__What is expected__: Identify all lines of the data containing the string "سازه" and copy them.

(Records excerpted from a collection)

----

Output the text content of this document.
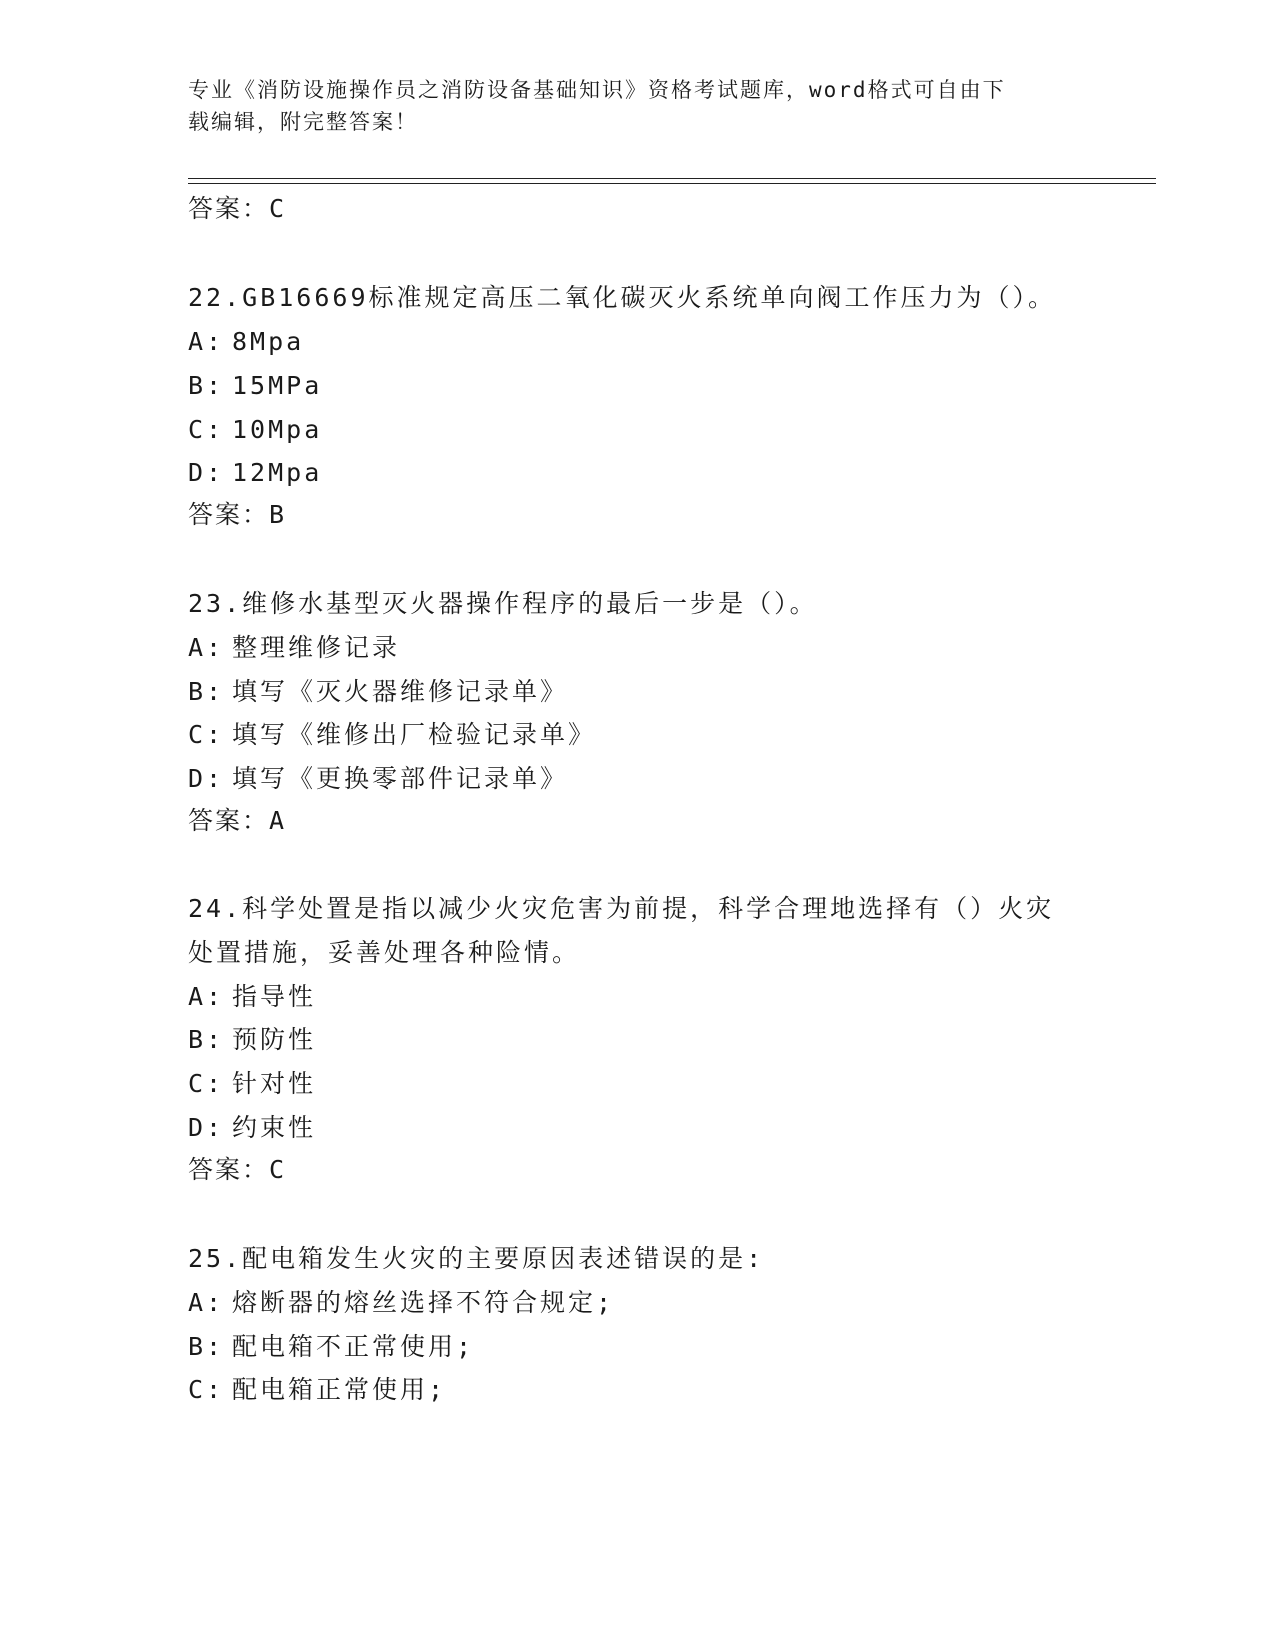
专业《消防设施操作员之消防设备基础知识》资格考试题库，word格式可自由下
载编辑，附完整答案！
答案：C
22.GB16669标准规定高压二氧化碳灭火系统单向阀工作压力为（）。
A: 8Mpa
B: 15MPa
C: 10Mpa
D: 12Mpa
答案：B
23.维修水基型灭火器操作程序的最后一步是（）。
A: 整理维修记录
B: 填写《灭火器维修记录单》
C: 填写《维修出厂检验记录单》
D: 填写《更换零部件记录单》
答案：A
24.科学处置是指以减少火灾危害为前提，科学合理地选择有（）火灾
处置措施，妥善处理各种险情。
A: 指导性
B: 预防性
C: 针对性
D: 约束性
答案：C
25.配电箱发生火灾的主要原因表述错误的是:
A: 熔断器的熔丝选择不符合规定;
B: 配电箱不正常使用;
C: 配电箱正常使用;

----

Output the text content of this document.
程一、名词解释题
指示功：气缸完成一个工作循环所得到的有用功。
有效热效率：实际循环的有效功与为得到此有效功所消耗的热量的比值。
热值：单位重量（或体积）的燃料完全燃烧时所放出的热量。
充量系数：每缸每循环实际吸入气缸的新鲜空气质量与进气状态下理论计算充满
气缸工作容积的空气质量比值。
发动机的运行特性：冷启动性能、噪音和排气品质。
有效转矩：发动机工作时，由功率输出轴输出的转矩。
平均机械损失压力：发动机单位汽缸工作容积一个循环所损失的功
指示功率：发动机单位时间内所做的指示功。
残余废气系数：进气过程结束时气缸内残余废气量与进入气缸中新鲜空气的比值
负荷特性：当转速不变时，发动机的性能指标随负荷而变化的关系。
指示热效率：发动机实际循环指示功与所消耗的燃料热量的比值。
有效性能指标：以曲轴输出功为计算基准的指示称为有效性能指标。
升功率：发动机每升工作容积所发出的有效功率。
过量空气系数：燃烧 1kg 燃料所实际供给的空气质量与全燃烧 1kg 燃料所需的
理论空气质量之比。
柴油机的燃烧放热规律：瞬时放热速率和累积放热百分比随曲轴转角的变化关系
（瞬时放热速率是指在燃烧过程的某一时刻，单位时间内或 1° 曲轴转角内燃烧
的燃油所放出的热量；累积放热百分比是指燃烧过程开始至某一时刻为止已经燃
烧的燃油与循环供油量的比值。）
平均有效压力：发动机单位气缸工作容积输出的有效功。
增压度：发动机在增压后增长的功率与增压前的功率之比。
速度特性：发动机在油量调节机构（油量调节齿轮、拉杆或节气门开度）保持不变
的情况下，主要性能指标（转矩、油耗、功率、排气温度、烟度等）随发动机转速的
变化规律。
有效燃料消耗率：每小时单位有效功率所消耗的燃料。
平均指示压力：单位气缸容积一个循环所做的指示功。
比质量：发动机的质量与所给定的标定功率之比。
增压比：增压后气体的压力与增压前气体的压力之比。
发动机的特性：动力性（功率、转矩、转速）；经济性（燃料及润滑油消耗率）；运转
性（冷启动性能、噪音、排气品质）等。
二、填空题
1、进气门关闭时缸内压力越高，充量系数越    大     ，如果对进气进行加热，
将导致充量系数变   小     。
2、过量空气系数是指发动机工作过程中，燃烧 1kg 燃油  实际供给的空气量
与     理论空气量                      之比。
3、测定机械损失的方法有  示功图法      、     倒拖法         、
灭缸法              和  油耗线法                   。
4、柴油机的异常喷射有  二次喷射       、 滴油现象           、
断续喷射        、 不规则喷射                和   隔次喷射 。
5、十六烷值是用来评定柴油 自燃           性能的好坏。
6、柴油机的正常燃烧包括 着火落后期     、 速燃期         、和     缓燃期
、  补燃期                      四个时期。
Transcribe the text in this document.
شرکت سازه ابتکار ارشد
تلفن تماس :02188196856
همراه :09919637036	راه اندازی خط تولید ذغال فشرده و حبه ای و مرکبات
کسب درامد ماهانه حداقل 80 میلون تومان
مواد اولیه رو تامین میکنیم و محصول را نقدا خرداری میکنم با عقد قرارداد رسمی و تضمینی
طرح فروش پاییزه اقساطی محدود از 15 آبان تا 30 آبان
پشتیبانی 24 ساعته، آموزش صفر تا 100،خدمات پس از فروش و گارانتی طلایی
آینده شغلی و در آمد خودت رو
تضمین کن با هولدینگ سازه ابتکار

----

__Task result__:
شرکت سازه ابتکار ارشد
تضمین کن با هولدینگ سازه ابتکار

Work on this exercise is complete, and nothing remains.